Your objective →
Return the count of lines that mention "label", with no other words.

(Data records)
========
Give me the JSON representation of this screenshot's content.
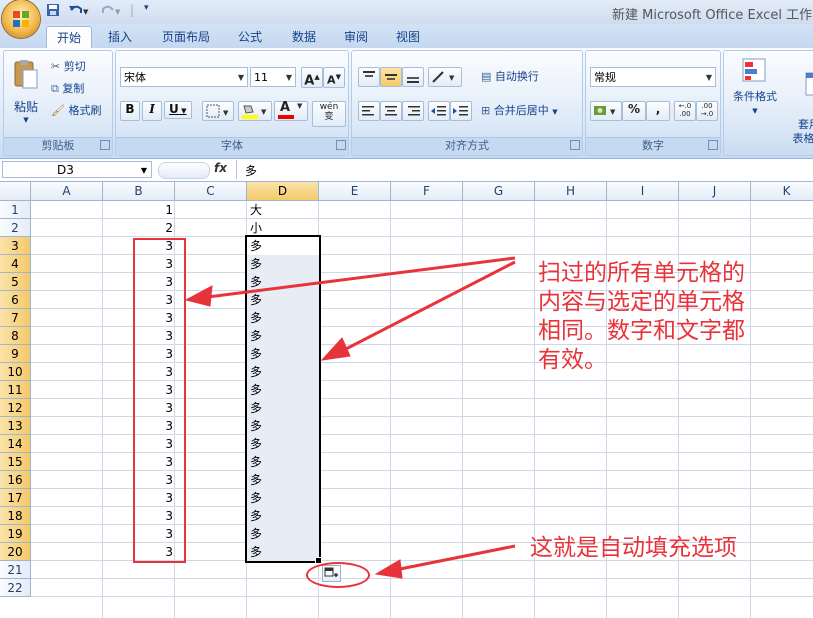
{
  "window": {
    "title": "新建 Microsoft Office Excel 工作"
  },
  "quick_access": {
    "save_icon": "save-icon",
    "undo_icon": "undo-icon",
    "redo_icon": "redo-icon",
    "customize_icon": "customize-icon"
  },
  "tabs": [
    "开始",
    "插入",
    "页面布局",
    "公式",
    "数据",
    "审阅",
    "视图"
  ],
  "ribbon": {
    "clipboard": {
      "paste": "粘贴",
      "cut": "剪切",
      "copy": "复制",
      "format_painter": "格式刷",
      "label": "剪贴板"
    },
    "font": {
      "font_name": "宋体",
      "font_size": "11",
      "bold": "B",
      "italic": "I",
      "underline": "U",
      "grow": "A",
      "shrink": "A",
      "color_a": "A",
      "phonetic": "wén\n变",
      "label": "字体"
    },
    "alignment": {
      "wrap": "自动换行",
      "merge": "合并后居中",
      "label": "对齐方式"
    },
    "number": {
      "format": "常规",
      "percent": "%",
      "comma": ",",
      "label": "数字"
    },
    "styles": {
      "conditional": "条件格式",
      "table_format": "套用\n表格格"
    }
  },
  "formula_bar": {
    "name_box": "D3",
    "fx": "fx",
    "value": "多"
  },
  "columns": [
    "A",
    "B",
    "C",
    "D",
    "E",
    "F",
    "G",
    "H",
    "I",
    "J",
    "K"
  ],
  "selected_column": "D",
  "rows": [
    "1",
    "2",
    "3",
    "4",
    "5",
    "6",
    "7",
    "8",
    "9",
    "10",
    "11",
    "12",
    "13",
    "14",
    "15",
    "16",
    "17",
    "18",
    "19",
    "20",
    "21",
    "22"
  ],
  "cells": {
    "B": [
      "1",
      "2",
      "3",
      "3",
      "3",
      "3",
      "3",
      "3",
      "3",
      "3",
      "3",
      "3",
      "3",
      "3",
      "3",
      "3",
      "3",
      "3",
      "3",
      "3"
    ],
    "D": [
      "大",
      "小",
      "多",
      "多",
      "多",
      "多",
      "多",
      "多",
      "多",
      "多",
      "多",
      "多",
      "多",
      "多",
      "多",
      "多",
      "多",
      "多",
      "多",
      "多"
    ]
  },
  "annotations": {
    "main": "扫过的所有单元格的内容与选定的单元格相同。数字和文字都有效。",
    "main_lines": [
      "扫过的所有单元格的",
      "内容与选定的单元格",
      "相同。数字和文字都",
      "有效。"
    ],
    "autofill": "这就是自动填充选项"
  },
  "colors": {
    "annotation": "#e8333a",
    "selection_fill": "#e8ecf5",
    "header_selected": "#f5c96b"
  }
}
========
Completed exercise →
4